What you have to do -> Can you write out all of the material below, word for word?

Supplied data ->
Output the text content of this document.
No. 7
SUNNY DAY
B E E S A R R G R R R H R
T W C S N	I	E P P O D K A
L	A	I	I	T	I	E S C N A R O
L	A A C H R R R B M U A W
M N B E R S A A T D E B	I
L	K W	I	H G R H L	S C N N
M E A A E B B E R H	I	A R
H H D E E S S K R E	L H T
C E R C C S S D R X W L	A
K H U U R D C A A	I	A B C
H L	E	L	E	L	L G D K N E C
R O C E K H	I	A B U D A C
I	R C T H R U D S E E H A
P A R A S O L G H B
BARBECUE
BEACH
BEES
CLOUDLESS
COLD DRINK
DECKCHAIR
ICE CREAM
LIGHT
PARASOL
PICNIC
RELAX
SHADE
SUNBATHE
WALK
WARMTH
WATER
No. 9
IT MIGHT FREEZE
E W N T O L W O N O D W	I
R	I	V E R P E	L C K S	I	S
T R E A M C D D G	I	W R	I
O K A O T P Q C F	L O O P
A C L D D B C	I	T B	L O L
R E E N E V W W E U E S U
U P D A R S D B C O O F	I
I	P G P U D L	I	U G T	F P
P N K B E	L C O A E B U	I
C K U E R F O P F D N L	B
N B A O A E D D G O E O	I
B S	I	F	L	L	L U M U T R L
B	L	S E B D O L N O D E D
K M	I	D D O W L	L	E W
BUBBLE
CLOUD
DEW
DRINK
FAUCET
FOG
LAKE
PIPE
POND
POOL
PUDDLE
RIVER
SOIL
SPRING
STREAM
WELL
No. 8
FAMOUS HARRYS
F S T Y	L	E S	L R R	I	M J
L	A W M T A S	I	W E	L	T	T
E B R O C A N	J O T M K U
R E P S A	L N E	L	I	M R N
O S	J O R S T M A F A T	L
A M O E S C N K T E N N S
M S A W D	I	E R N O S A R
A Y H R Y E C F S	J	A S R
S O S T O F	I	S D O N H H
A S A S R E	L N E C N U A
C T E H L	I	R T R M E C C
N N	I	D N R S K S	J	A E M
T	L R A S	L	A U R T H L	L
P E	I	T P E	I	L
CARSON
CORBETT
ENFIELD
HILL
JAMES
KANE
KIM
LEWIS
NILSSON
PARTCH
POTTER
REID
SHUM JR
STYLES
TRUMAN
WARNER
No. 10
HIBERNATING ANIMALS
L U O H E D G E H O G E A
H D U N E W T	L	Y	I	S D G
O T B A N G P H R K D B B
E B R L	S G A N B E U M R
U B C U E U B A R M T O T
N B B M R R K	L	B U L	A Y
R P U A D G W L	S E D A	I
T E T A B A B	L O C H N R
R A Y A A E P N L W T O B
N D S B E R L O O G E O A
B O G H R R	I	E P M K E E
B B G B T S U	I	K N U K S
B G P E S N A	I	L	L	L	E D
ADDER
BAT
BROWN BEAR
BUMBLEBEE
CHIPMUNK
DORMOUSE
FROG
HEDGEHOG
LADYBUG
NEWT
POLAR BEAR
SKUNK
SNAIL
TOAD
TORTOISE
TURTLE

Result ->
Output the text content of this document.
No. 7
SUNNY DAY
B E E S A R R G R R R H R
T W C S N	I	E P P O D K A
L	A	I	I	T	I	E S C N A R O
L	A A C H R R R B M U A W
M N B E R S A A T D E B	I
L	K W	I	H G R H L	S C N N
M E A A E B B E R H	I	A R
H H D E E S S K R E	L H T
C E R C C S S D R X W L	A
K H U U R D C A A	I	A B C
H L	E	L	E	L	L G D K N E C
R O C E K H	I	A B U D A C
I	R C T H R U D S E E H A
P A R A S O L G H B
BARBECUE
BEACH
BEES
CLOUDLESS
COLD DRINK
DECKCHAIR
ICE CREAM
LIGHT
PARASOL
PICNIC
RELAX
SHADE
SUNBATHE
WALK
WARMTH
WATER
No. 9
IT MIGHT FREEZE
E W N T O L W O N O D W	I
R	I	V E R P E	L C K S	I	S
T R E A M C D D G	I	W R	I
O K A O T P Q C F	L O O P
A C L D D B C	I	T B	L O L
R E E N E V W W E U E S U
U P D A R S D B C O O F	I
I	P G P U D L	I	U G T	F P
P N K B E	L C O A E B U	I
C K U E R F O P F D N L	B
N B A O A E D D G O E O	I
B S	I	F	L	L	L U M U T R L
B	L	S E B D O L N O D E D
K M	I	D D O W L	L	E W
BUBBLE
CLOUD
DEW
DRINK
FAUCET
FOG
LAKE
PIPE
POND
POOL
PUDDLE
RIVER
SOIL
SPRING
STREAM
WELL
No. 8
FAMOUS HARRYS
F S T Y	L	E S	L R R	I	M J
L	A W M T A S	I	W E	L	T	T
E B R O C A N	J O T M K U
R E P S A	L N E	L	I	M R N
O S	J O R S T M A F A T	L
A M O E S C N K T E N N S
M S A W D	I	E R N O S A R
A Y H R Y E C F S	J	A S R
S O S T O F	I	S D O N H H
A S A S R E	L N E C N U A
C T E H L	I	R T R M E C C
N N	I	D N R S K S	J	A E M
T	L R A S	L	A U R T H L	L
P E	I	T P E	I	L
CARSON
CORBETT
ENFIELD
HILL
JAMES
KANE
KIM
LEWIS
NILSSON
PARTCH
POTTER
REID
SHUM JR
STYLES
TRUMAN
WARNER
No. 10
HIBERNATING ANIMALS
L U O H E D G E H O G E A
H D U N E W T	L	Y	I	S D G
O T B A N G P H R K D B B
E B R L	S G A N B E U M R
U B C U E U B A R M T O T
N B B M R R K	L	B U L	A Y
R P U A D G W L	S E D A	I
T E T A B A B	L O C H N R
R A Y A A E P N L W T O B
N D S B E R L O O G E O A
B O G H R R	I	E P M K E E
B B G B T S U	I	K N U K S
B G P E S N A	I	L	L	L	E D
ADDER
BAT
BROWN BEAR
BUMBLEBEE
CHIPMUNK
DORMOUSE
FROG
HEDGEHOG
LADYBUG
NEWT
POLAR BEAR
SKUNK
SNAIL
TOAD
TORTOISE
TURTLE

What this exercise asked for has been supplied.